Records from a dataset
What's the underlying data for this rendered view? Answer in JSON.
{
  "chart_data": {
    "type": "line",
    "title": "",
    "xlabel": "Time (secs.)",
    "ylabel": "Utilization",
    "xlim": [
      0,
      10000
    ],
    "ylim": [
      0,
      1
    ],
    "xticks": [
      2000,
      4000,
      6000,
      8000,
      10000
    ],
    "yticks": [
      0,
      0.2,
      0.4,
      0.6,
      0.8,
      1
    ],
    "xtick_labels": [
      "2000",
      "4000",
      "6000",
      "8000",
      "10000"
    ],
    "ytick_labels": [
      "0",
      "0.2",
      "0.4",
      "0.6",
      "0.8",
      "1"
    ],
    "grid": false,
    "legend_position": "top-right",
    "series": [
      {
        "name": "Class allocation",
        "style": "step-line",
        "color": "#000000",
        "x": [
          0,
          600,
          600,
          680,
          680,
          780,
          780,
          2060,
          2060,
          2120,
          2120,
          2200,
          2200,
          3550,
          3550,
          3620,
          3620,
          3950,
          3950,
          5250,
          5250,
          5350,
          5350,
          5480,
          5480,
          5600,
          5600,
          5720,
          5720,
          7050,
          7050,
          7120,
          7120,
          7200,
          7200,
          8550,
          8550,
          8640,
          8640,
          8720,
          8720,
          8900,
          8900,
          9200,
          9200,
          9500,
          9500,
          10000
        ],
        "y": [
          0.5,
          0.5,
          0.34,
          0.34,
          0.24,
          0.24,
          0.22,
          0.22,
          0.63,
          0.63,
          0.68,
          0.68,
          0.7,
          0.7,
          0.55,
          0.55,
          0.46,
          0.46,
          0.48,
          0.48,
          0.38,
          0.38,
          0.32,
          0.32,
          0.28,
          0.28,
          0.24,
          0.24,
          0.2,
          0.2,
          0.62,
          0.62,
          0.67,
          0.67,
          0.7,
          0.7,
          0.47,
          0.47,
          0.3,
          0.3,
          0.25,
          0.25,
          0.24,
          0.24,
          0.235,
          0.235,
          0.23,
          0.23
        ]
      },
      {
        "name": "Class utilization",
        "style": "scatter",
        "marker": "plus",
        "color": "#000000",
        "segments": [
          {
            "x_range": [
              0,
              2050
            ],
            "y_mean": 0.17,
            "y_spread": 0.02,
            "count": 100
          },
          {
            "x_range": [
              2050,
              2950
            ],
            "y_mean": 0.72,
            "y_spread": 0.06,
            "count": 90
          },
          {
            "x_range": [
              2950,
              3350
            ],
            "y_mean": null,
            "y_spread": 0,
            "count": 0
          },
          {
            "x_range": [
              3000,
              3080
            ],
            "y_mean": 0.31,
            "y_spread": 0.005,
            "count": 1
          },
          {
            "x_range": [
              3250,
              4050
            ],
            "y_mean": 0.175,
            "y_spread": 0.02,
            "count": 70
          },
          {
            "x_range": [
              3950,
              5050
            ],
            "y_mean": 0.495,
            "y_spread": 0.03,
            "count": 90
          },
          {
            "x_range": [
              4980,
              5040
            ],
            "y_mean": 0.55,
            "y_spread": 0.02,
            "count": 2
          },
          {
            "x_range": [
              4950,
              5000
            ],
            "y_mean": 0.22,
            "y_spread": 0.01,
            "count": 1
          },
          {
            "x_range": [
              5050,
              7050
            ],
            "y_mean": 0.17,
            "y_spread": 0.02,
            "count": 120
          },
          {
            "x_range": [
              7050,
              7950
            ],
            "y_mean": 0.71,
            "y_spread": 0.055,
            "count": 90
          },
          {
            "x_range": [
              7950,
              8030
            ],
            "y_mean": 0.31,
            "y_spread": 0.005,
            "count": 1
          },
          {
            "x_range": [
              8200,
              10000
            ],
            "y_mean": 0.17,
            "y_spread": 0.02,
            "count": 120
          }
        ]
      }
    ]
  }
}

◆ Written problem ◆
What do the records say? Quote them all exactly.

◆ Answer below ◆
What's the underlying data for this rendered view? Answer in JSON.
{
  "chart_data": {
    "type": "line",
    "title": "",
    "xlabel": "Time (secs.)",
    "ylabel": "Utilization",
    "xlim": [
      0,
      10000
    ],
    "ylim": [
      0,
      1
    ],
    "xticks": [
      2000,
      4000,
      6000,
      8000,
      10000
    ],
    "yticks": [
      0,
      0.2,
      0.4,
      0.6,
      0.8,
      1
    ],
    "xtick_labels": [
      "2000",
      "4000",
      "6000",
      "8000",
      "10000"
    ],
    "ytick_labels": [
      "0",
      "0.2",
      "0.4",
      "0.6",
      "0.8",
      "1"
    ],
    "grid": false,
    "legend_position": "top-right",
    "series": [
      {
        "name": "Class allocation",
        "style": "step-line",
        "color": "#000000",
        "x": [
          0,
          600,
          600,
          680,
          680,
          780,
          780,
          2060,
          2060,
          2120,
          2120,
          2200,
          2200,
          3550,
          3550,
          3620,
          3620,
          3950,
          3950,
          5250,
          5250,
          5350,
          5350,
          5480,
          5480,
          5600,
          5600,
          5720,
          5720,
          7050,
          7050,
          7120,
          7120,
          7200,
          7200,
          8550,
          8550,
          8640,
          8640,
          8720,
          8720,
          8900,
          8900,
          9200,
          9200,
          9500,
          9500,
          10000
        ],
        "y": [
          0.5,
          0.5,
          0.34,
          0.34,
          0.24,
          0.24,
          0.22,
          0.22,
          0.63,
          0.63,
          0.68,
          0.68,
          0.7,
          0.7,
          0.55,
          0.55,
          0.46,
          0.46,
          0.48,
          0.48,
          0.38,
          0.38,
          0.32,
          0.32,
          0.28,
          0.28,
          0.24,
          0.24,
          0.2,
          0.2,
          0.62,
          0.62,
          0.67,
          0.67,
          0.7,
          0.7,
          0.47,
          0.47,
          0.3,
          0.3,
          0.25,
          0.25,
          0.24,
          0.24,
          0.235,
          0.235,
          0.23,
          0.23
        ]
      },
      {
        "name": "Class utilization",
        "style": "scatter",
        "marker": "plus",
        "color": "#000000",
        "segments": [
          {
            "x_range": [
              0,
              2050
            ],
            "y_mean": 0.17,
            "y_spread": 0.02,
            "count": 100
          },
          {
            "x_range": [
              2050,
              2950
            ],
            "y_mean": 0.72,
            "y_spread": 0.06,
            "count": 90
          },
          {
            "x_range": [
              2950,
              3350
            ],
            "y_mean": null,
            "y_spread": 0,
            "count": 0
          },
          {
            "x_range": [
              3000,
              3080
            ],
            "y_mean": 0.31,
            "y_spread": 0.005,
            "count": 1
          },
          {
            "x_range": [
              3250,
              4050
            ],
            "y_mean": 0.175,
            "y_spread": 0.02,
            "count": 70
          },
          {
            "x_range": [
              3950,
              5050
            ],
            "y_mean": 0.495,
            "y_spread": 0.03,
            "count": 90
          },
          {
            "x_range": [
              4980,
              5040
            ],
            "y_mean": 0.55,
            "y_spread": 0.02,
            "count": 2
          },
          {
            "x_range": [
              4950,
              5000
            ],
            "y_mean": 0.22,
            "y_spread": 0.01,
            "count": 1
          },
          {
            "x_range": [
              5050,
              7050
            ],
            "y_mean": 0.17,
            "y_spread": 0.02,
            "count": 120
          },
          {
            "x_range": [
              7050,
              7950
            ],
            "y_mean": 0.71,
            "y_spread": 0.055,
            "count": 90
          },
          {
            "x_range": [
              7950,
              8030
            ],
            "y_mean": 0.31,
            "y_spread": 0.005,
            "count": 1
          },
          {
            "x_range": [
              8200,
              10000
            ],
            "y_mean": 0.17,
            "y_spread": 0.02,
            "count": 120
          }
        ]
      }
    ]
  }
}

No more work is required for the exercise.